>> start

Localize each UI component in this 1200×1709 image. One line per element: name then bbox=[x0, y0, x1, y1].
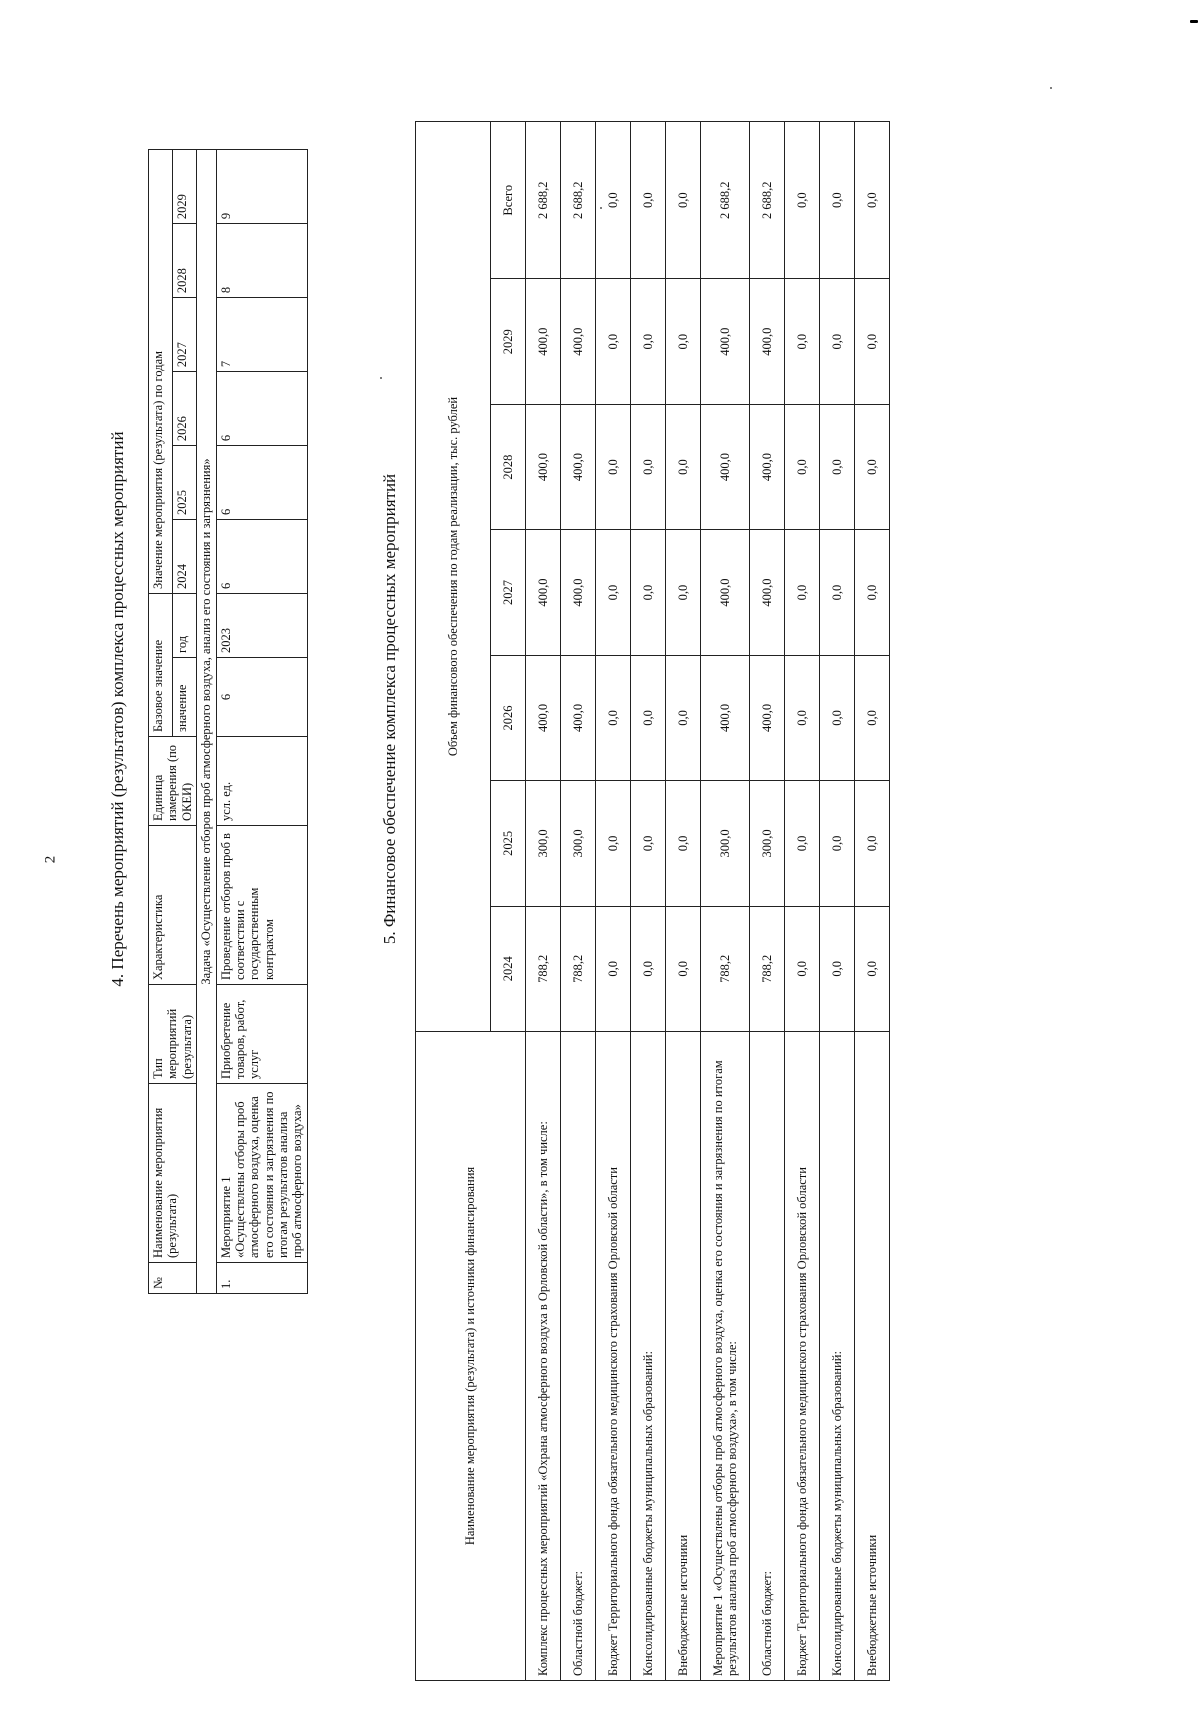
col-header-fin-year: 2028 bbox=[491, 404, 526, 529]
fin-cell: 300,0 bbox=[750, 781, 785, 906]
table-row bbox=[820, 122, 855, 1681]
fin-cell: 0,0 bbox=[820, 655, 855, 780]
col-header-name: Наименование мероприятия (результата) bbox=[149, 1084, 197, 1263]
row-num: 1. bbox=[216, 1263, 307, 1294]
fin-cell: 0,0 bbox=[855, 655, 890, 780]
fin-cell: 0,0 bbox=[855, 781, 890, 906]
fin-cell-total: 0,0 bbox=[631, 122, 666, 279]
fin-cell: 0,0 bbox=[596, 279, 631, 404]
col-header-fin-year: 2024 bbox=[491, 906, 526, 1031]
table-row bbox=[855, 122, 890, 1681]
fin-row-name: Консолидированные бюджеты муниципальных образований: bbox=[820, 1032, 855, 1681]
row-base-year: 2023 bbox=[216, 594, 307, 658]
fin-row-name: Консолидированные бюджеты муниципальных образований: bbox=[631, 1032, 666, 1681]
fin-cell-total: 2 688,2 bbox=[561, 122, 596, 279]
table-row bbox=[666, 122, 701, 1681]
fin-cell: 0,0 bbox=[820, 279, 855, 404]
scan-speck bbox=[380, 377, 382, 379]
fin-row-name: Внебюджетные источники bbox=[855, 1032, 890, 1681]
fin-cell: 0,0 bbox=[666, 530, 701, 655]
fin-cell: 0,0 bbox=[596, 781, 631, 906]
col-header-char: Характеристика bbox=[149, 826, 197, 985]
fin-cell: 0,0 bbox=[855, 530, 890, 655]
fin-cell: 0,0 bbox=[631, 404, 666, 529]
scan-mark bbox=[1190, 20, 1198, 23]
fin-cell: 0,0 bbox=[631, 906, 666, 1031]
table-row bbox=[631, 122, 666, 1681]
col-header-fin-year: 2027 bbox=[491, 530, 526, 655]
fin-cell: 400,0 bbox=[750, 530, 785, 655]
fin-cell-total: 0,0 bbox=[596, 122, 631, 279]
col-header-values: Значение мероприятия (результата) по годам bbox=[149, 150, 173, 594]
fin-cell: 0,0 bbox=[631, 781, 666, 906]
col-header-year: 2028 bbox=[173, 224, 197, 298]
row-unit: усл. ед. bbox=[216, 737, 307, 826]
fin-cell: 400,0 bbox=[750, 655, 785, 780]
fin-cell: 788,2 bbox=[561, 906, 596, 1031]
fin-cell-total: 0,0 bbox=[820, 122, 855, 279]
fin-cell: 0,0 bbox=[631, 279, 666, 404]
fin-cell: 400,0 bbox=[526, 655, 561, 780]
fin-cell: 0,0 bbox=[855, 279, 890, 404]
fin-cell-total: 0,0 bbox=[785, 122, 820, 279]
col-header-base: Базовое значение bbox=[149, 594, 173, 737]
fin-cell: 400,0 bbox=[561, 655, 596, 780]
section5-title: 5. Финансовое обеспечение комплекса процессных мероприятий bbox=[380, 473, 399, 945]
table-row bbox=[561, 122, 596, 1681]
fin-cell: 0,0 bbox=[666, 906, 701, 1031]
fin-cell: 0,0 bbox=[596, 404, 631, 529]
fin-cell: 0,0 bbox=[855, 906, 890, 1031]
fin-cell: 788,2 bbox=[526, 906, 561, 1031]
col-header-year: 2026 bbox=[173, 372, 197, 446]
row-value: 6 bbox=[216, 446, 307, 520]
fin-cell: 788,2 bbox=[750, 906, 785, 1031]
fin-cell: 0,0 bbox=[666, 279, 701, 404]
fin-cell: 300,0 bbox=[561, 781, 596, 906]
activities-table bbox=[148, 149, 308, 1294]
fin-row-name: Областной бюджет: bbox=[750, 1032, 785, 1681]
col-header-unit: Единица измерения (по ОКЕИ) bbox=[149, 737, 197, 826]
fin-cell: 0,0 bbox=[596, 906, 631, 1031]
col-header-fin-year: 2026 bbox=[491, 655, 526, 780]
fin-cell-total: 2 688,2 bbox=[750, 122, 785, 279]
table-row bbox=[701, 122, 750, 1681]
fin-cell: 0,0 bbox=[785, 781, 820, 906]
task-row: Задача «Осуществление отборов проб атмосферного воздуха, анализ его состояния и загрязнения» bbox=[197, 150, 216, 1294]
fin-cell: 400,0 bbox=[701, 655, 750, 780]
col-header-base-year: год bbox=[173, 594, 197, 658]
scan-speck bbox=[600, 207, 602, 209]
col-header-year: 2025 bbox=[173, 446, 197, 520]
fin-cell-total: 2 688,2 bbox=[701, 122, 750, 279]
fin-cell: 0,0 bbox=[820, 906, 855, 1031]
fin-cell: 0,0 bbox=[785, 906, 820, 1031]
table-row bbox=[526, 122, 561, 1681]
fin-cell: 400,0 bbox=[526, 404, 561, 529]
fin-row-name: Мероприятие 1 «Осуществлены отборы проб атмосферного воздуха, оценка его состояния и загрязнения по итогам результатов анализа проб атмосферного воздуха», в том числе: bbox=[701, 1032, 750, 1681]
row-base-value: 6 bbox=[216, 658, 307, 737]
fin-row-name: Комплекс процессных мероприятий «Охрана атмосферного воздуха в Орловской области», в том числе: bbox=[526, 1032, 561, 1681]
fin-row-name: Внебюджетные источники bbox=[666, 1032, 701, 1681]
fin-row-name: Бюджет Территориального фонда обязательного медицинского страхования Орловской области bbox=[596, 1032, 631, 1681]
col-header-base-value: значение bbox=[173, 658, 197, 737]
fin-cell: 400,0 bbox=[526, 279, 561, 404]
fin-cell: 0,0 bbox=[820, 781, 855, 906]
fin-cell: 400,0 bbox=[750, 279, 785, 404]
row-char: Проведение отборов проб в соответствии с государственным контрактом bbox=[216, 826, 307, 985]
row-name: Мероприятие 1 «Осуществлены отборы проб атмосферного воздуха, оценка его состояния и загрязнения по итогам результатов анализа проб атмосферного воздуха» bbox=[216, 1084, 307, 1263]
row-value: 6 bbox=[216, 372, 307, 446]
fin-cell: 300,0 bbox=[526, 781, 561, 906]
fin-cell: 0,0 bbox=[785, 655, 820, 780]
fin-cell: 300,0 bbox=[701, 781, 750, 906]
fin-cell: 400,0 bbox=[701, 530, 750, 655]
page-number: 2 bbox=[42, 855, 59, 864]
fin-cell: 0,0 bbox=[785, 279, 820, 404]
fin-cell: 0,0 bbox=[785, 404, 820, 529]
col-header-year: 2024 bbox=[173, 520, 197, 594]
fin-cell: 788,2 bbox=[701, 906, 750, 1031]
col-header-volume: Объем финансового обеспечения по годам реализации, тыс. рублей bbox=[416, 122, 491, 1032]
fin-row-name: Бюджет Территориального фонда обязательного медицинского страхования Орловской области bbox=[785, 1032, 820, 1681]
col-header-fin-year: 2025 bbox=[491, 781, 526, 906]
fin-cell: 400,0 bbox=[701, 279, 750, 404]
col-header-num: № bbox=[149, 1263, 197, 1294]
section4-title: 4. Перечень мероприятий (результатов) комплекса процессных мероприятий bbox=[108, 431, 127, 987]
fin-cell: 0,0 bbox=[820, 530, 855, 655]
row-value: 7 bbox=[216, 298, 307, 372]
fin-cell: 400,0 bbox=[561, 404, 596, 529]
table-row bbox=[750, 122, 785, 1681]
col-header-fin-name: Наименование мероприятия (результата) и источники финансирования bbox=[416, 1032, 526, 1681]
fin-cell: 0,0 bbox=[666, 781, 701, 906]
fin-cell: 400,0 bbox=[561, 530, 596, 655]
col-header-year: 2029 bbox=[173, 150, 197, 224]
fin-cell: 0,0 bbox=[666, 655, 701, 780]
scan-speck bbox=[1050, 87, 1052, 89]
fin-cell: 400,0 bbox=[701, 404, 750, 529]
fin-cell: 0,0 bbox=[631, 530, 666, 655]
fin-cell: 400,0 bbox=[561, 279, 596, 404]
col-header-fin-year: 2029 bbox=[491, 279, 526, 404]
fin-row-name: Областной бюджет: bbox=[561, 1032, 596, 1681]
table-row bbox=[596, 122, 631, 1681]
fin-cell-total: 0,0 bbox=[666, 122, 701, 279]
row-type: Приобретение товаров, работ, услуг bbox=[216, 985, 307, 1084]
fin-cell: 0,0 bbox=[596, 655, 631, 780]
row-value: 6 bbox=[216, 520, 307, 594]
fin-cell: 400,0 bbox=[526, 530, 561, 655]
row-value: 8 bbox=[216, 224, 307, 298]
fin-cell-total: 2 688,2 bbox=[526, 122, 561, 279]
col-header-year: 2027 bbox=[173, 298, 197, 372]
financing-table bbox=[415, 121, 890, 1681]
fin-cell: 0,0 bbox=[785, 530, 820, 655]
fin-cell: 0,0 bbox=[666, 404, 701, 529]
fin-cell: 0,0 bbox=[631, 655, 666, 780]
col-header-type: Тип мероприятий (результата) bbox=[149, 985, 197, 1084]
fin-cell: 0,0 bbox=[855, 404, 890, 529]
fin-cell-total: 0,0 bbox=[855, 122, 890, 279]
row-value: 9 bbox=[216, 150, 307, 224]
fin-cell: 0,0 bbox=[596, 530, 631, 655]
col-header-fin-total: Всего bbox=[491, 122, 526, 279]
fin-cell: 0,0 bbox=[820, 404, 855, 529]
table-row bbox=[785, 122, 820, 1681]
fin-cell: 400,0 bbox=[750, 404, 785, 529]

>> end

■ REQUIRED TASK ■
Convert the rows starting with the line with "col-header-fin-year: 2028 bbox=[491, 404, 526, 529]" and going on through the line with "row-num: 1. bbox=[216, 1263, 307, 1294]" into a JSON list of strings, one string per line, leaving out any blank lines.

■ ANSWER FOR THE TASK ■
[
  "col-header-fin-year: 2028 bbox=[491, 404, 526, 529]",
  "fin-cell: 300,0 bbox=[750, 781, 785, 906]",
  "table-row bbox=[820, 122, 855, 1681]",
  "fin-cell: 0,0 bbox=[820, 655, 855, 780]",
  "col-header-name: Наименование мероприятия (результата) bbox=[149, 1084, 197, 1263]",
  "row-num: 1. bbox=[216, 1263, 307, 1294]"
]